*Problem details*
Identify every line containing the word "tribunals" and reproduce each one.

Entries taken from a collection:
---+---
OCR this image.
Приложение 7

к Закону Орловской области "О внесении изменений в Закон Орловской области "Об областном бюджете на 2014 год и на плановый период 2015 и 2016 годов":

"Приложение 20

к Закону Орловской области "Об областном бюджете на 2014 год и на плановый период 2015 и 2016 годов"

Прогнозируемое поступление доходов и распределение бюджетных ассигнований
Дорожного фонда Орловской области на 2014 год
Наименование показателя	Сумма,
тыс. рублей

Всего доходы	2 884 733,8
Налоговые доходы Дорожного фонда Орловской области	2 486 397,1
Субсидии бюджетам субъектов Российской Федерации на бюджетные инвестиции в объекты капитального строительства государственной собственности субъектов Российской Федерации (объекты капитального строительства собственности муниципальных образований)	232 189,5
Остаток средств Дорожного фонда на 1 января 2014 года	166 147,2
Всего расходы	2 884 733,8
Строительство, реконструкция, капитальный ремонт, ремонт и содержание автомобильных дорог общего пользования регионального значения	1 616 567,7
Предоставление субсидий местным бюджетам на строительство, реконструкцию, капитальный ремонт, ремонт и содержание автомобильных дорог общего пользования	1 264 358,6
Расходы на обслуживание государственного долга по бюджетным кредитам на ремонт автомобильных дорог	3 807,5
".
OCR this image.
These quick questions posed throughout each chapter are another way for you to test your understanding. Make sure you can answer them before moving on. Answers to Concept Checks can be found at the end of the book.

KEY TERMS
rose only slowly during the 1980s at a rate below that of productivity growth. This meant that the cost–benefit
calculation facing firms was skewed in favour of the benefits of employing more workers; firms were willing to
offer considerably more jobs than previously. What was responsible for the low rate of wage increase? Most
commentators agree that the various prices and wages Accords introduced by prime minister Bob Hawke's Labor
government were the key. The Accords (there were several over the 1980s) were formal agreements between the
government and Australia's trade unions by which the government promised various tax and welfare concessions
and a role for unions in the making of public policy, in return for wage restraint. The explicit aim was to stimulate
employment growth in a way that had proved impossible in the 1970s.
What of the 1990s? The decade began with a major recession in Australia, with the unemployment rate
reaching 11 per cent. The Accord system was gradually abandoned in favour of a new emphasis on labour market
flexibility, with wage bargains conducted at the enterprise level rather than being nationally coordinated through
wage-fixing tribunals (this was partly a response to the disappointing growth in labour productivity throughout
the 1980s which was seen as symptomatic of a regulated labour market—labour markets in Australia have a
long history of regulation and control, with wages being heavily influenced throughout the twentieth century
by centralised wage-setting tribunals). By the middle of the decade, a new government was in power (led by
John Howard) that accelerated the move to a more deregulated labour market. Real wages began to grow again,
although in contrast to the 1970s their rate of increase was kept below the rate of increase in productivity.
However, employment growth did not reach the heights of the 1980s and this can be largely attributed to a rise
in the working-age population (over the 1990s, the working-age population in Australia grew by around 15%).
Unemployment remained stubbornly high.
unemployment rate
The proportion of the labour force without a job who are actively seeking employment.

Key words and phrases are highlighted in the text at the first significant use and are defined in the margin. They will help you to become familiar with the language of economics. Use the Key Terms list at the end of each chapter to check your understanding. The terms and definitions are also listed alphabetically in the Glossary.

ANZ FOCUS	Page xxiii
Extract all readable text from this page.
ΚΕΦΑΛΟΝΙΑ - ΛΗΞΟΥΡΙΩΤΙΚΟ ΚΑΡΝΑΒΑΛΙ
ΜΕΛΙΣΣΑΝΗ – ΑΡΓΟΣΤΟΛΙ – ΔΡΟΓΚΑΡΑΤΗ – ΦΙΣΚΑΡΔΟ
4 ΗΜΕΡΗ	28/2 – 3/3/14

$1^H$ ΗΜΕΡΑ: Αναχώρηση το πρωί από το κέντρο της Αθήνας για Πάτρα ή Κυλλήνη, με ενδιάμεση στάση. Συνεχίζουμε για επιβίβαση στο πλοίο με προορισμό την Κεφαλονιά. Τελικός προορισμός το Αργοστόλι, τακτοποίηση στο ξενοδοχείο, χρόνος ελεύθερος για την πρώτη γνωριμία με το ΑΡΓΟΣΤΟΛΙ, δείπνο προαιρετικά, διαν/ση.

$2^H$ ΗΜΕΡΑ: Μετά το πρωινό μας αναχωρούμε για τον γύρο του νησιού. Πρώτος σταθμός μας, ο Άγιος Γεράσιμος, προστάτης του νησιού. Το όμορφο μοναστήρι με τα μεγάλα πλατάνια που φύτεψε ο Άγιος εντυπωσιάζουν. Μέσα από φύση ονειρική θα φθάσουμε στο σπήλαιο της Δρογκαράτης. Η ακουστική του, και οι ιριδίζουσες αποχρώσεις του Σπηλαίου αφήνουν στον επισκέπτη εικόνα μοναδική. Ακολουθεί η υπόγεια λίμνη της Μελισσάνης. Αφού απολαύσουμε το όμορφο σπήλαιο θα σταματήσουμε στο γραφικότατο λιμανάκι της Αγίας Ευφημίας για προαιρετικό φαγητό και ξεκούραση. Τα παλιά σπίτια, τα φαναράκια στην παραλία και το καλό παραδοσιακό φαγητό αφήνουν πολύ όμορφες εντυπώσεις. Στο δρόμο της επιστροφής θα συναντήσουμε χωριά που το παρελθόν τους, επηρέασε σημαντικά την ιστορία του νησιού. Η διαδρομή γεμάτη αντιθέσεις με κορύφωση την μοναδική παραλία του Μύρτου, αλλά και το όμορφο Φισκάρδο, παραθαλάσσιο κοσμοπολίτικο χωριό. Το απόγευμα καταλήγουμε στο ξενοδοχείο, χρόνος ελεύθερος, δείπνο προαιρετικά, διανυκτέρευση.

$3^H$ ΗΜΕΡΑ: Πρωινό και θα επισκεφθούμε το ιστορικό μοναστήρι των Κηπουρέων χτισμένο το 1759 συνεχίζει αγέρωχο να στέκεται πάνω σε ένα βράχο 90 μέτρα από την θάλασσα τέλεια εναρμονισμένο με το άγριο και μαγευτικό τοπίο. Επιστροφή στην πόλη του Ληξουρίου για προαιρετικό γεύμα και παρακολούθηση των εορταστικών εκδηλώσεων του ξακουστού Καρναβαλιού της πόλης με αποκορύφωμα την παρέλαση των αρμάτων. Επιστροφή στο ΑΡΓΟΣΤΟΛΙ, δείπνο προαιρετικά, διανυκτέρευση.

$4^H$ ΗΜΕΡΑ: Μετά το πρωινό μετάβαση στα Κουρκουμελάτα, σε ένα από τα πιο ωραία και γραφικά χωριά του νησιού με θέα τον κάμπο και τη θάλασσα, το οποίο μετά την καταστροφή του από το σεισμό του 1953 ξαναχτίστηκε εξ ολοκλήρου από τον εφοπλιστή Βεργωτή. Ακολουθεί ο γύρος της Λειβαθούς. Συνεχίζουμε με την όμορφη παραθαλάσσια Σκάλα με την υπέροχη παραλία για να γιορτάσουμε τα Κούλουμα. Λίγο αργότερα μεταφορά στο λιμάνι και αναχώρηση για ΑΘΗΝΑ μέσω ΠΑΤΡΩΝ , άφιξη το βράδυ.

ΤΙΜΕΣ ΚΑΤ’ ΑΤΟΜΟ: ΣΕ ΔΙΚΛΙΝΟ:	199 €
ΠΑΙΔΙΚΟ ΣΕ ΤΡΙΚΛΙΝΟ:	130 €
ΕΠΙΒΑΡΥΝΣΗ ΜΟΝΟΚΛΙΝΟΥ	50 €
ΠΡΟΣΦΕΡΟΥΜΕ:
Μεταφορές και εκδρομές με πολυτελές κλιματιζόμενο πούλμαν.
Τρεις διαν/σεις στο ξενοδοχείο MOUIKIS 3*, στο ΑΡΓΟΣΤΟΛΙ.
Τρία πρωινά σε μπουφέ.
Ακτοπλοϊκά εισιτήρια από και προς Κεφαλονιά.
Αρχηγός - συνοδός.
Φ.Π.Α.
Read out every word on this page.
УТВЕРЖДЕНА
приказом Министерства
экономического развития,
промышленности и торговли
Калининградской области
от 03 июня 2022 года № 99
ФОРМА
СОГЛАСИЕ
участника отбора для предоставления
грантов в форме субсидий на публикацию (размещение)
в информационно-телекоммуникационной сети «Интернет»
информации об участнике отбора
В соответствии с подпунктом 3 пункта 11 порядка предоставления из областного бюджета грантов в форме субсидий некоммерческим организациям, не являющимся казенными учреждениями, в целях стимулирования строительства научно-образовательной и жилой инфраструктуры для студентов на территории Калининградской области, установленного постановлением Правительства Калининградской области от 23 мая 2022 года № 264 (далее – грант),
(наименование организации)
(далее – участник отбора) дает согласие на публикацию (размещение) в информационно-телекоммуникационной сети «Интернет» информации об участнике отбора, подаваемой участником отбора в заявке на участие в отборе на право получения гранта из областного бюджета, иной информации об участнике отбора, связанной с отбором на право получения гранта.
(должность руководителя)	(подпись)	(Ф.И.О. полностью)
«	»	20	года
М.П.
---+---
*Solution for this task*
wage-fixing tribunals (this was partly a response to the disappointing growth in labour productivity throughout
by centralised wage-setting tribunals). By the middle of the decade, a new government was in power (led by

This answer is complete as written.